Set problem
Extract all of the entries and set them down verbatim.
-------- Input records
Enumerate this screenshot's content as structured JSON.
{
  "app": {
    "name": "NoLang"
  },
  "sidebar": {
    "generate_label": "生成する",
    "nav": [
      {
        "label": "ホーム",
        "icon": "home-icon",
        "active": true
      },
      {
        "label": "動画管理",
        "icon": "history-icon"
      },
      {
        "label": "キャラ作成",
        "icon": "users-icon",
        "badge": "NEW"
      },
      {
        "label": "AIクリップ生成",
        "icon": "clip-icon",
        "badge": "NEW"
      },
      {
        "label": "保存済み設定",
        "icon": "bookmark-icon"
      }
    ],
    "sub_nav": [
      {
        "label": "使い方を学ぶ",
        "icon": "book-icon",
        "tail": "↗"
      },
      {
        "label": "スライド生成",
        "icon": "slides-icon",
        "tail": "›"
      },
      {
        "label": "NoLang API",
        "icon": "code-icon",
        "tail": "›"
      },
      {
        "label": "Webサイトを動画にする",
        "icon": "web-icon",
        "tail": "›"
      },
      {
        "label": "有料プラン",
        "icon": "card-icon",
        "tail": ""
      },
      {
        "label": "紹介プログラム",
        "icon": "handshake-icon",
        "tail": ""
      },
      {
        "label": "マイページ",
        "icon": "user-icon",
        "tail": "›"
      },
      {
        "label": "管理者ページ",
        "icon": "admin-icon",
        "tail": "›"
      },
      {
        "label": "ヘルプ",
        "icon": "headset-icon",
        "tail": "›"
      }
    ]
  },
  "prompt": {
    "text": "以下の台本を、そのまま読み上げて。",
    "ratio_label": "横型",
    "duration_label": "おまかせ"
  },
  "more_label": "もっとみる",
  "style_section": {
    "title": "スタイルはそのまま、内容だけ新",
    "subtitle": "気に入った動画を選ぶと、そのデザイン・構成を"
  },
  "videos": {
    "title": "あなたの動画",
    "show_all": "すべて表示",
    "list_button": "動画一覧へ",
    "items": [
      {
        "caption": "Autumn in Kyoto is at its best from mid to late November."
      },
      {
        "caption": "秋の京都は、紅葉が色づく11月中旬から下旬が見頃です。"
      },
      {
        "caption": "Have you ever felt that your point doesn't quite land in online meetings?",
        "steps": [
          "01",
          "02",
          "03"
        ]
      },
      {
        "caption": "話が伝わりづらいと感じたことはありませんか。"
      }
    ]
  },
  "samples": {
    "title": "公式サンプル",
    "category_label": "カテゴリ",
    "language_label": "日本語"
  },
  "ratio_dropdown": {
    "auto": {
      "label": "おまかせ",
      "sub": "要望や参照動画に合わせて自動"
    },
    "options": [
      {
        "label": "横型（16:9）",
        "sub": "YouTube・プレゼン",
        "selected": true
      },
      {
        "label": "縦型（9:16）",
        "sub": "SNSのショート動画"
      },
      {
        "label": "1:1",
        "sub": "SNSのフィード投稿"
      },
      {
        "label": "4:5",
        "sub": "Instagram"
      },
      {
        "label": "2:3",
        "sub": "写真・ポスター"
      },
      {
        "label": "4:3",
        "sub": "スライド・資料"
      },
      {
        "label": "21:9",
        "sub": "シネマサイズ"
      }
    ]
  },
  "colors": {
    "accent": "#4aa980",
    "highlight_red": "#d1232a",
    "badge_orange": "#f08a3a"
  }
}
----------------
Task output
Enumerate this screenshot's content as structured JSON.
{
  "app": {
    "name": "NoLang"
  },
  "sidebar": {
    "generate_label": "生成する",
    "nav": [
      {
        "label": "ホーム",
        "icon": "home-icon",
        "active": true
      },
      {
        "label": "動画管理",
        "icon": "history-icon"
      },
      {
        "label": "キャラ作成",
        "icon": "users-icon",
        "badge": "NEW"
      },
      {
        "label": "AIクリップ生成",
        "icon": "clip-icon",
        "badge": "NEW"
      },
      {
        "label": "保存済み設定",
        "icon": "bookmark-icon"
      }
    ],
    "sub_nav": [
      {
        "label": "使い方を学ぶ",
        "icon": "book-icon",
        "tail": "↗"
      },
      {
        "label": "スライド生成",
        "icon": "slides-icon",
        "tail": "›"
      },
      {
        "label": "NoLang API",
        "icon": "code-icon",
        "tail": "›"
      },
      {
        "label": "Webサイトを動画にする",
        "icon": "web-icon",
        "tail": "›"
      },
      {
        "label": "有料プラン",
        "icon": "card-icon",
        "tail": ""
      },
      {
        "label": "紹介プログラム",
        "icon": "handshake-icon",
        "tail": ""
      },
      {
        "label": "マイページ",
        "icon": "user-icon",
        "tail": "›"
      },
      {
        "label": "管理者ページ",
        "icon": "admin-icon",
        "tail": "›"
      },
      {
        "label": "ヘルプ",
        "icon": "headset-icon",
        "tail": "›"
      }
    ]
  },
  "prompt": {
    "text": "以下の台本を、そのまま読み上げて。",
    "ratio_label": "横型",
    "duration_label": "おまかせ"
  },
  "more_label": "もっとみる",
  "style_section": {
    "title": "スタイルはそのまま、内容だけ新",
    "subtitle": "気に入った動画を選ぶと、そのデザイン・構成を"
  },
  "videos": {
    "title": "あなたの動画",
    "show_all": "すべて表示",
    "list_button": "動画一覧へ",
    "items": [
      {
        "caption": "Autumn in Kyoto is at its best from mid to late November."
      },
      {
        "caption": "秋の京都は、紅葉が色づく11月中旬から下旬が見頃です。"
      },
      {
        "caption": "Have you ever felt that your point doesn't quite land in online meetings?",
        "steps": [
          "01",
          "02",
          "03"
        ]
      },
      {
        "caption": "話が伝わりづらいと感じたことはありませんか。"
      }
    ]
  },
  "samples": {
    "title": "公式サンプル",
    "category_label": "カテゴリ",
    "language_label": "日本語"
  },
  "ratio_dropdown": {
    "auto": {
      "label": "おまかせ",
      "sub": "要望や参照動画に合わせて自動"
    },
    "options": [
      {
        "label": "横型（16:9）",
        "sub": "YouTube・プレゼン",
        "selected": true
      },
      {
        "label": "縦型（9:16）",
        "sub": "SNSのショート動画"
      },
      {
        "label": "1:1",
        "sub": "SNSのフィード投稿"
      },
      {
        "label": "4:5",
        "sub": "Instagram"
      },
      {
        "label": "2:3",
        "sub": "写真・ポスター"
      },
      {
        "label": "4:3",
        "sub": "スライド・資料"
      },
      {
        "label": "21:9",
        "sub": "シネマサイズ"
      }
    ]
  },
  "colors": {
    "accent": "#4aa980",
    "highlight_red": "#d1232a",
    "badge_orange": "#f08a3a"
  }
}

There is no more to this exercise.